WHAT IS ASKED:
Quote the listing in full, exactly as given, minus any pictures.

Records excerpted from a collection:
....................

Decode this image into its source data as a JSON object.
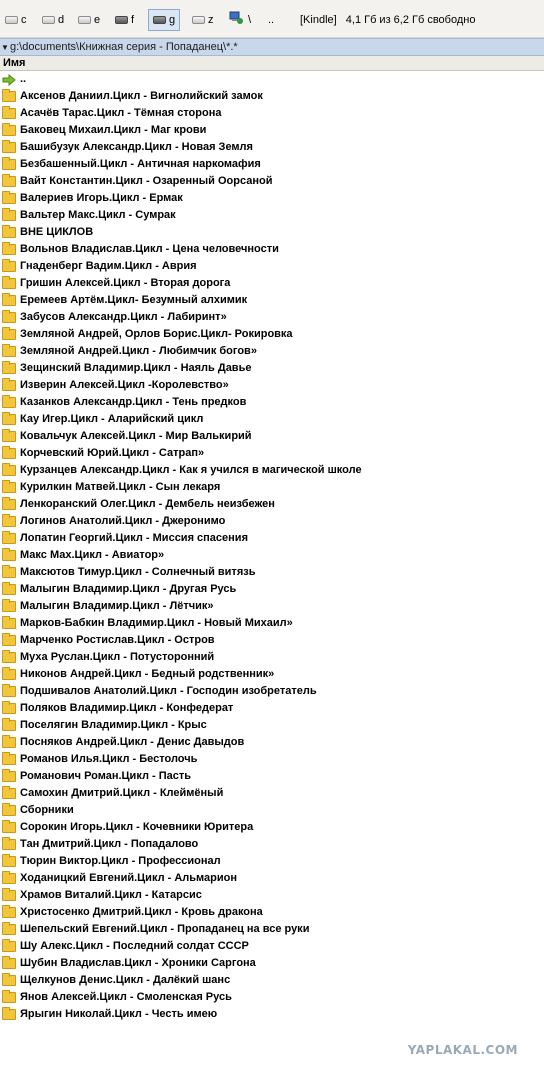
{
  "drives": [
    {
      "letter": "c",
      "icon": "drive-icon",
      "active": false
    },
    {
      "letter": "d",
      "icon": "drive-icon",
      "active": false
    },
    {
      "letter": "e",
      "icon": "drive-icon",
      "active": false
    },
    {
      "letter": "f",
      "icon": "removable-drive-icon",
      "active": false
    },
    {
      "letter": "g",
      "icon": "removable-drive-icon",
      "active": true
    },
    {
      "letter": "z",
      "icon": "drive-icon",
      "active": false
    }
  ],
  "toolbar": {
    "network_icon": "network-icon",
    "root_label": "\\",
    "up_label": "..",
    "volume_label": "[Kindle]",
    "free_space": "4,1 Гб из 6,2 Гб свободно"
  },
  "path": {
    "text": "g:\\documents\\Книжная серия - Попаданец\\*.*"
  },
  "column": {
    "name_header": "Имя"
  },
  "up_entry": "..",
  "folders": [
    "Аксенов Даниил.Цикл - Вигнолийский замок",
    "Асачёв Тарас.Цикл - Тёмная сторона",
    "Баковец Михаил.Цикл - Маг крови",
    "Башибузук Александр.Цикл - Новая Земля",
    "Безбашенный.Цикл - Античная наркомафия",
    "Вайт Константин.Цикл - Озаренный Оорсаной",
    "Валериев Игорь.Цикл - Ермак",
    "Вальтер Макс.Цикл - Сумрак",
    "ВНЕ ЦИКЛОВ",
    "Вольнов Владислав.Цикл - Цена человечности",
    "Гнаденберг Вадим.Цикл - Аврия",
    "Гришин Алексей.Цикл - Вторая дорога",
    "Еремеев Артём.Цикл- Безумный алхимик",
    "Забусов Александр.Цикл - Лабиринт»",
    "Земляной Андрей, Орлов Борис.Цикл- Рокировка",
    "Земляной Андрей.Цикл - Любимчик богов»",
    "Зещинский Владимир.Цикл - Наяль Давье",
    "Изверин Алексей.Цикл -Королевство»",
    "Казанков Александр.Цикл - Тень предков",
    "Кау Игер.Цикл - Аларийский цикл",
    "Ковальчук Алексей.Цикл - Мир Валькирий",
    "Корчевский Юрий.Цикл - Сатрап»",
    "Курзанцев Александр.Цикл - Как я учился в магической школе",
    "Курилкин Матвей.Цикл - Сын лекаря",
    "Ленкоранский Олег.Цикл - Дембель неизбежен",
    "Логинов Анатолий.Цикл - Джеронимо",
    "Лопатин Георгий.Цикл - Миссия спасения",
    "Макс Мах.Цикл - Авиатор»",
    "Максютов Тимур.Цикл - Солнечный витязь",
    "Малыгин Владимир.Цикл - Другая Русь",
    "Малыгин Владимир.Цикл - Лётчик»",
    "Марков-Бабкин Владимир.Цикл - Новый Михаил»",
    "Марченко Ростислав.Цикл - Остров",
    "Муха Руслан.Цикл - Потусторонний",
    "Никонов Андрей.Цикл - Бедный родственник»",
    "Подшивалов Анатолий.Цикл - Господин изобретатель",
    "Поляков Владимир.Цикл - Конфедерат",
    "Поселягин Владимир.Цикл - Крыс",
    "Посняков Андрей.Цикл - Денис Давыдов",
    "Романов Илья.Цикл - Бестолочь",
    "Романович Роман.Цикл - Пасть",
    "Самохин Дмитрий.Цикл - Клеймёный",
    "Сборники",
    "Сорокин Игорь.Цикл - Кочевники Юритера",
    "Тан Дмитрий.Цикл - Попадалово",
    "Тюрин Виктор.Цикл  - Профессионал",
    "Ходаницкий Евгений.Цикл - Альмарион",
    "Храмов Виталий.Цикл - Катарсис",
    "Христосенко Дмитрий.Цикл - Кровь дракона",
    "Шепельский Евгений.Цикл - Пропаданец на все руки",
    "Шу Алекс.Цикл - Последний солдат СССР",
    "Шубин Владислав.Цикл - Хроники Саргона",
    "Щелкунов Денис.Цикл - Далёкий шанс",
    "Янов Алексей.Цикл - Смоленская Русь",
    "Ярыгин Николай.Цикл - Честь имею"
  ],
  "watermark": "YAPLAKAL.COM",
  "colors": {
    "folder": "#f1c63d",
    "path_bar": "#c8d7ea",
    "active_drive": "#dbe6f5"
  }
}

....................

SOLUTION TO THIS EXERCISE:
Decode this image into its source data as a JSON object.
{
  "drives": [
    {
      "letter": "c",
      "icon": "drive-icon",
      "active": false
    },
    {
      "letter": "d",
      "icon": "drive-icon",
      "active": false
    },
    {
      "letter": "e",
      "icon": "drive-icon",
      "active": false
    },
    {
      "letter": "f",
      "icon": "removable-drive-icon",
      "active": false
    },
    {
      "letter": "g",
      "icon": "removable-drive-icon",
      "active": true
    },
    {
      "letter": "z",
      "icon": "drive-icon",
      "active": false
    }
  ],
  "toolbar": {
    "network_icon": "network-icon",
    "root_label": "\\",
    "up_label": "..",
    "volume_label": "[Kindle]",
    "free_space": "4,1 Гб из 6,2 Гб свободно"
  },
  "path": {
    "text": "g:\\documents\\Книжная серия - Попаданец\\*.*"
  },
  "column": {
    "name_header": "Имя"
  },
  "up_entry": "..",
  "folders": [
    "Аксенов Даниил.Цикл - Вигнолийский замок",
    "Асачёв Тарас.Цикл - Тёмная сторона",
    "Баковец Михаил.Цикл - Маг крови",
    "Башибузук Александр.Цикл - Новая Земля",
    "Безбашенный.Цикл - Античная наркомафия",
    "Вайт Константин.Цикл - Озаренный Оорсаной",
    "Валериев Игорь.Цикл - Ермак",
    "Вальтер Макс.Цикл - Сумрак",
    "ВНЕ ЦИКЛОВ",
    "Вольнов Владислав.Цикл - Цена человечности",
    "Гнаденберг Вадим.Цикл - Аврия",
    "Гришин Алексей.Цикл - Вторая дорога",
    "Еремеев Артём.Цикл- Безумный алхимик",
    "Забусов Александр.Цикл - Лабиринт»",
    "Земляной Андрей, Орлов Борис.Цикл- Рокировка",
    "Земляной Андрей.Цикл - Любимчик богов»",
    "Зещинский Владимир.Цикл - Наяль Давье",
    "Изверин Алексей.Цикл -Королевство»",
    "Казанков Александр.Цикл - Тень предков",
    "Кау Игер.Цикл - Аларийский цикл",
    "Ковальчук Алексей.Цикл - Мир Валькирий",
    "Корчевский Юрий.Цикл - Сатрап»",
    "Курзанцев Александр.Цикл - Как я учился в магической школе",
    "Курилкин Матвей.Цикл - Сын лекаря",
    "Ленкоранский Олег.Цикл - Дембель неизбежен",
    "Логинов Анатолий.Цикл - Джеронимо",
    "Лопатин Георгий.Цикл - Миссия спасения",
    "Макс Мах.Цикл - Авиатор»",
    "Максютов Тимур.Цикл - Солнечный витязь",
    "Малыгин Владимир.Цикл - Другая Русь",
    "Малыгин Владимир.Цикл - Лётчик»",
    "Марков-Бабкин Владимир.Цикл - Новый Михаил»",
    "Марченко Ростислав.Цикл - Остров",
    "Муха Руслан.Цикл - Потусторонний",
    "Никонов Андрей.Цикл - Бедный родственник»",
    "Подшивалов Анатолий.Цикл - Господин изобретатель",
    "Поляков Владимир.Цикл - Конфедерат",
    "Поселягин Владимир.Цикл - Крыс",
    "Посняков Андрей.Цикл - Денис Давыдов",
    "Романов Илья.Цикл - Бестолочь",
    "Романович Роман.Цикл - Пасть",
    "Самохин Дмитрий.Цикл - Клеймёный",
    "Сборники",
    "Сорокин Игорь.Цикл - Кочевники Юритера",
    "Тан Дмитрий.Цикл - Попадалово",
    "Тюрин Виктор.Цикл  - Профессионал",
    "Ходаницкий Евгений.Цикл - Альмарион",
    "Храмов Виталий.Цикл - Катарсис",
    "Христосенко Дмитрий.Цикл - Кровь дракона",
    "Шепельский Евгений.Цикл - Пропаданец на все руки",
    "Шу Алекс.Цикл - Последний солдат СССР",
    "Шубин Владислав.Цикл - Хроники Саргона",
    "Щелкунов Денис.Цикл - Далёкий шанс",
    "Янов Алексей.Цикл - Смоленская Русь",
    "Ярыгин Николай.Цикл - Честь имею"
  ],
  "watermark": "YAPLAKAL.COM",
  "colors": {
    "folder": "#f1c63d",
    "path_bar": "#c8d7ea",
    "active_drive": "#dbe6f5"
  }
}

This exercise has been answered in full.